■ What the task asks ■
Search the entries below. Return every line that has "несоответствие" in it.

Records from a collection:
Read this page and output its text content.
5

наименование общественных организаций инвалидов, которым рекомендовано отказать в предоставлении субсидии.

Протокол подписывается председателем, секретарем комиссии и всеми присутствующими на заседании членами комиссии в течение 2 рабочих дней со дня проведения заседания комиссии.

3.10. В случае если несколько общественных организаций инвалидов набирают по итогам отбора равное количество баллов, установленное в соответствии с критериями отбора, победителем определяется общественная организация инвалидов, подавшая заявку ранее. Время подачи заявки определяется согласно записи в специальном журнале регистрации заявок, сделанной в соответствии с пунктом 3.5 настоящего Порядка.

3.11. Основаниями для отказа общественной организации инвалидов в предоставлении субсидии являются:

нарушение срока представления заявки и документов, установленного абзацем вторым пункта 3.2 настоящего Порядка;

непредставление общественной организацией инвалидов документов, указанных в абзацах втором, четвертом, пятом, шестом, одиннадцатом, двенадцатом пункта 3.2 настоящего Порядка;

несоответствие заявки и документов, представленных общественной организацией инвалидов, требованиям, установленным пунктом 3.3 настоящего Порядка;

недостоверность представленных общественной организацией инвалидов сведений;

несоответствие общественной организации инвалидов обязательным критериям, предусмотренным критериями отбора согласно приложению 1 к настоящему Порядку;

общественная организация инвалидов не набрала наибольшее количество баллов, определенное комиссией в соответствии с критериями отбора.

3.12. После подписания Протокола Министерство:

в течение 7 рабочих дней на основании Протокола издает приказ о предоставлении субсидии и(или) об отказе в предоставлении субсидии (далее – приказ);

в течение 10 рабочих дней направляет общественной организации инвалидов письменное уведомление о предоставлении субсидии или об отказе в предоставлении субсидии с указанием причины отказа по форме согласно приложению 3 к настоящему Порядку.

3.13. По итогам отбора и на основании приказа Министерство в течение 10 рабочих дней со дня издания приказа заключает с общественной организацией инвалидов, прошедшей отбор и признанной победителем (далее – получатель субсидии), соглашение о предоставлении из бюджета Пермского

■ Result ■
несоответствие заявки и документов, представленных общественной организацией инвалидов, требованиям, установленным пунктом 3.3 настоящего Порядка;
несоответствие общественной организации инвалидов обязательным критериям, предусмотренным критериями отбора согласно приложению 1 к настоящему Порядку;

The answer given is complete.